• **PROBLEM STATEMENT**
Your task is to retype each line of the data below exactly.

----

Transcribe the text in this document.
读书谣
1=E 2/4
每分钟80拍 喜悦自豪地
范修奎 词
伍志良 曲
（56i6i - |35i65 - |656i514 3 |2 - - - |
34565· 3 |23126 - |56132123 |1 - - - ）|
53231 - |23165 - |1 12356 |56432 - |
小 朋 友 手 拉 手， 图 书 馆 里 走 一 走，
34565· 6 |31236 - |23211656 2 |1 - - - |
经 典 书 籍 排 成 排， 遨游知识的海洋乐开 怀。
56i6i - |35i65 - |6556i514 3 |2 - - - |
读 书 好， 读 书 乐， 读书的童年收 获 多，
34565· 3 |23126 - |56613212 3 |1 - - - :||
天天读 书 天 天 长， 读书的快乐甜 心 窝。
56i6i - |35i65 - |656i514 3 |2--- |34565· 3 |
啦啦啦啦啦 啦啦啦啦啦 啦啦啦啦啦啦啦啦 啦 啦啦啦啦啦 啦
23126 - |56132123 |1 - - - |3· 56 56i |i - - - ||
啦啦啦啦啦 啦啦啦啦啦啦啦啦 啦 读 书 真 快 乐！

----

• **CORRECT RESPONSE**
Transcribe the text in this document.
读书谣
1=E 2/4
每分钟80拍 喜悦自豪地
范修奎 词
伍志良 曲
（56i6i - |35i65 - |656i514 3 |2 - - - |
34565· 3 |23126 - |56132123 |1 - - - ）|
53231 - |23165 - |1 12356 |56432 - |
小 朋 友 手 拉 手， 图 书 馆 里 走 一 走，
34565· 6 |31236 - |23211656 2 |1 - - - |
经 典 书 籍 排 成 排， 遨游知识的海洋乐开 怀。
56i6i - |35i65 - |6556i514 3 |2 - - - |
读 书 好， 读 书 乐， 读书的童年收 获 多，
34565· 3 |23126 - |56613212 3 |1 - - - :||
天天读 书 天 天 长， 读书的快乐甜 心 窝。
56i6i - |35i65 - |656i514 3 |2--- |34565· 3 |
啦啦啦啦啦 啦啦啦啦啦 啦啦啦啦啦啦啦啦 啦 啦啦啦啦啦 啦
23126 - |56132123 |1 - - - |3· 56 56i |i - - - ||
啦啦啦啦啦 啦啦啦啦啦啦啦啦 啦 读 书 真 快 乐！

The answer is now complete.